Images of document pages with text:
▶

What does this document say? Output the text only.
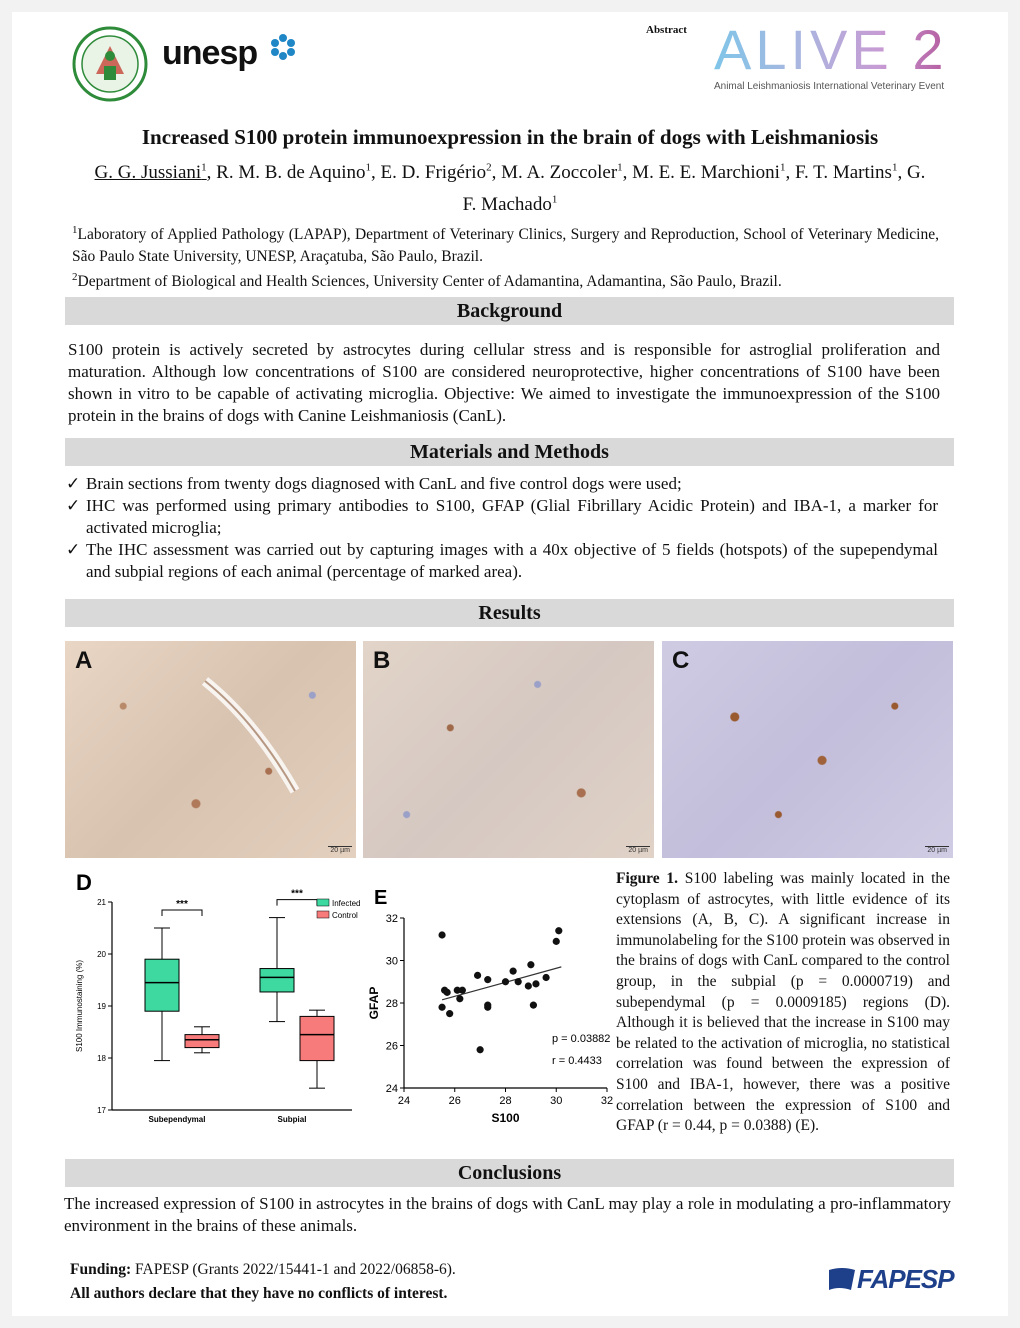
unesp
Abstract ALIVE 2
Animal Leishmaniosis International Veterinary Event
Increased S100 protein immunoexpression in the brain of dogs with Leishmaniosis
G. G. Jussiani$^1$, R. M. B. de Aquino$^1$, E. D. Frigério$^2$, M. A. Zoccoler$^1$, M. E. E. Marchioni$^1$, F. T. Martins$^1$, G. F. Machado$^1$
$^1$Laboratory of Applied Pathology (LAPAP), Department of Veterinary Clinics, Surgery and Reproduction, School of Veterinary Medicine, São Paulo State University, UNESP, Araçatuba, São Paulo, Brazil.
$^2$Department of Biological and Health Sciences, University Center of Adamantina, Adamantina, São Paulo, Brazil.
Background
S100 protein is actively secreted by astrocytes during cellular stress and is responsible for astroglial proliferation and maturation. Although low concentrations of S100 are considered neuroprotective, higher concentrations of S100 have been shown in vitro to be capable of activating microglia. Objective: We aimed to investigate the immunoexpression of the S100 protein in the brains of dogs with Canine Leishmaniosis (CanL).
Materials and Methods
✓ Brain sections from twenty dogs diagnosed with CanL and five control dogs were used;
✓ IHC was performed using primary antibodies to S100, GFAP (Glial Fibrillary Acidic Protein) and IBA-1, a marker for activated microglia;
✓ The IHC assessment was carried out by capturing images with a 40x objective of 5 fields (hotspots) of the supependymal and subpial regions of each animal (percentage of marked area).
Results
A
20 µm
B
20 µm
C
20 µm
D
17
18
19
20
21
S100 Immunostaining (%)
Subependymal
***
Subpial
***
Infected
Control
E
24
26
28
30
32
24	26	28	30	32
S100
GFAP
p = 0.03882
r = 0.4433
Figure 1. S100 labeling was mainly located in the cytoplasm of astrocytes, with little evidence of its extensions (A, B, C). A significant increase in immunolabeling for the S100 protein was observed in the brains of dogs with CanL compared to the control group, in the subpial (p = 0.0000719) and subependymal (p = 0.0009185) regions (D). Although it is believed that the increase in S100 may be related to the activation of microglia, no statistical correlation was found between the expression of S100 and IBA-1, however, there was a positive correlation between the expression of S100 and GFAP (r = 0.44, p = 0.0388) (E).
Conclusions
The increased expression of S100 in astrocytes in the brains of dogs with CanL may play a role in modulating a pro-inflammatory environment in the brains of these animals.
Funding: FAPESP (Grants 2022/15441-1 and 2022/06858-6).
All authors declare that they have no conflicts of interest.	FAPESP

◀

WORK TO BE COMPLETED: Output each entry above word for word. The pictures stay out.

TASK RESULT:
What does this document say? Output the text only.
unesp
Abstract ALIVE 2
Animal Leishmaniosis International Veterinary Event
Increased S100 protein immunoexpression in the brain of dogs with Leishmaniosis
G. G. Jussiani$^1$, R. M. B. de Aquino$^1$, E. D. Frigério$^2$, M. A. Zoccoler$^1$, M. E. E. Marchioni$^1$, F. T. Martins$^1$, G. F. Machado$^1$
$^1$Laboratory of Applied Pathology (LAPAP), Department of Veterinary Clinics, Surgery and Reproduction, School of Veterinary Medicine, São Paulo State University, UNESP, Araçatuba, São Paulo, Brazil.
$^2$Department of Biological and Health Sciences, University Center of Adamantina, Adamantina, São Paulo, Brazil.
Background
S100 protein is actively secreted by astrocytes during cellular stress and is responsible for astroglial proliferation and maturation. Although low concentrations of S100 are considered neuroprotective, higher concentrations of S100 have been shown in vitro to be capable of activating microglia. Objective: We aimed to investigate the immunoexpression of the S100 protein in the brains of dogs with Canine Leishmaniosis (CanL).
Materials and Methods
✓ Brain sections from twenty dogs diagnosed with CanL and five control dogs were used;
✓ IHC was performed using primary antibodies to S100, GFAP (Glial Fibrillary Acidic Protein) and IBA-1, a marker for activated microglia;
✓ The IHC assessment was carried out by capturing images with a 40x objective of 5 fields (hotspots) of the supependymal and subpial regions of each animal (percentage of marked area).
Results
A
20 µm
B
20 µm
C
20 µm
D
17
18
19
20
21
S100 Immunostaining (%)
Subependymal
***
Subpial
***
Infected
Control
E
24
26
28
30
32
24	26	28	30	32
S100
GFAP
p = 0.03882
r = 0.4433
Figure 1. S100 labeling was mainly located in the cytoplasm of astrocytes, with little evidence of its extensions (A, B, C). A significant increase in immunolabeling for the S100 protein was observed in the brains of dogs with CanL compared to the control group, in the subpial (p = 0.0000719) and subependymal (p = 0.0009185) regions (D). Although it is believed that the increase in S100 may be related to the activation of microglia, no statistical correlation was found between the expression of S100 and IBA-1, however, there was a positive correlation between the expression of S100 and GFAP (r = 0.44, p = 0.0388) (E).
Conclusions
The increased expression of S100 in astrocytes in the brains of dogs with CanL may play a role in modulating a pro-inflammatory environment in the brains of these animals.
Funding: FAPESP (Grants 2022/15441-1 and 2022/06858-6).
All authors declare that they have no conflicts of interest.	FAPESP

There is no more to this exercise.